◆ SHORT PROBLEM:
Repeat exactly each line of the data provided below.

◆ DATA LISTING:
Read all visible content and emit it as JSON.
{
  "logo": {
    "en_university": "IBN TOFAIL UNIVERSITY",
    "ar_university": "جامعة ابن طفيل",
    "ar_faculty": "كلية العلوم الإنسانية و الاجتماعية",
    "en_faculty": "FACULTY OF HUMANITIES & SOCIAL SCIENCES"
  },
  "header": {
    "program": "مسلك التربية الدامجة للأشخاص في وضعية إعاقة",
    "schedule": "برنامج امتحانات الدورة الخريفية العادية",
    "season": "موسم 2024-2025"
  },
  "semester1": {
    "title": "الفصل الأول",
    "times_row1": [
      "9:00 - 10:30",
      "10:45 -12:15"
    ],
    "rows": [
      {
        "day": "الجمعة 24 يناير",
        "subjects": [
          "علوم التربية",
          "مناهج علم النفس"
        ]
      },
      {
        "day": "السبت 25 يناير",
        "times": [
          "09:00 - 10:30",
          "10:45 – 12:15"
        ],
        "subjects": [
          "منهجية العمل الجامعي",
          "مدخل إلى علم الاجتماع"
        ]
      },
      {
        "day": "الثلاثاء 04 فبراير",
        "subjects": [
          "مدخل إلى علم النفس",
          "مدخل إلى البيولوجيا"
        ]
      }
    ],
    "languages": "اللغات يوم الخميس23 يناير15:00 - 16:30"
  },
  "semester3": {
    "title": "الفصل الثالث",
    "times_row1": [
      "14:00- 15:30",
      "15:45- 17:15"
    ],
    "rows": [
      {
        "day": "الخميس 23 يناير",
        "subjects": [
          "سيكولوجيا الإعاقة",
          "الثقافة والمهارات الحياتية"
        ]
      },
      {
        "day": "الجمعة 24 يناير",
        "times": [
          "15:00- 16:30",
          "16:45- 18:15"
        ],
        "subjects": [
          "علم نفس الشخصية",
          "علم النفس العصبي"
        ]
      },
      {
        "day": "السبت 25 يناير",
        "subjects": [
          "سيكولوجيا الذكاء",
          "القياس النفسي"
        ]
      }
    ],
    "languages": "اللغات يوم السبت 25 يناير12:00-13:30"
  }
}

◆ EXERCISE RESPONSE:
Read all visible content and emit it as JSON.
{
  "logo": {
    "en_university": "IBN TOFAIL UNIVERSITY",
    "ar_university": "جامعة ابن طفيل",
    "ar_faculty": "كلية العلوم الإنسانية و الاجتماعية",
    "en_faculty": "FACULTY OF HUMANITIES & SOCIAL SCIENCES"
  },
  "header": {
    "program": "مسلك التربية الدامجة للأشخاص في وضعية إعاقة",
    "schedule": "برنامج امتحانات الدورة الخريفية العادية",
    "season": "موسم 2024-2025"
  },
  "semester1": {
    "title": "الفصل الأول",
    "times_row1": [
      "9:00 - 10:30",
      "10:45 -12:15"
    ],
    "rows": [
      {
        "day": "الجمعة 24 يناير",
        "subjects": [
          "علوم التربية",
          "مناهج علم النفس"
        ]
      },
      {
        "day": "السبت 25 يناير",
        "times": [
          "09:00 - 10:30",
          "10:45 – 12:15"
        ],
        "subjects": [
          "منهجية العمل الجامعي",
          "مدخل إلى علم الاجتماع"
        ]
      },
      {
        "day": "الثلاثاء 04 فبراير",
        "subjects": [
          "مدخل إلى علم النفس",
          "مدخل إلى البيولوجيا"
        ]
      }
    ],
    "languages": "اللغات يوم الخميس23 يناير15:00 - 16:30"
  },
  "semester3": {
    "title": "الفصل الثالث",
    "times_row1": [
      "14:00- 15:30",
      "15:45- 17:15"
    ],
    "rows": [
      {
        "day": "الخميس 23 يناير",
        "subjects": [
          "سيكولوجيا الإعاقة",
          "الثقافة والمهارات الحياتية"
        ]
      },
      {
        "day": "الجمعة 24 يناير",
        "times": [
          "15:00- 16:30",
          "16:45- 18:15"
        ],
        "subjects": [
          "علم نفس الشخصية",
          "علم النفس العصبي"
        ]
      },
      {
        "day": "السبت 25 يناير",
        "subjects": [
          "سيكولوجيا الذكاء",
          "القياس النفسي"
        ]
      }
    ],
    "languages": "اللغات يوم السبت 25 يناير12:00-13:30"
  }
}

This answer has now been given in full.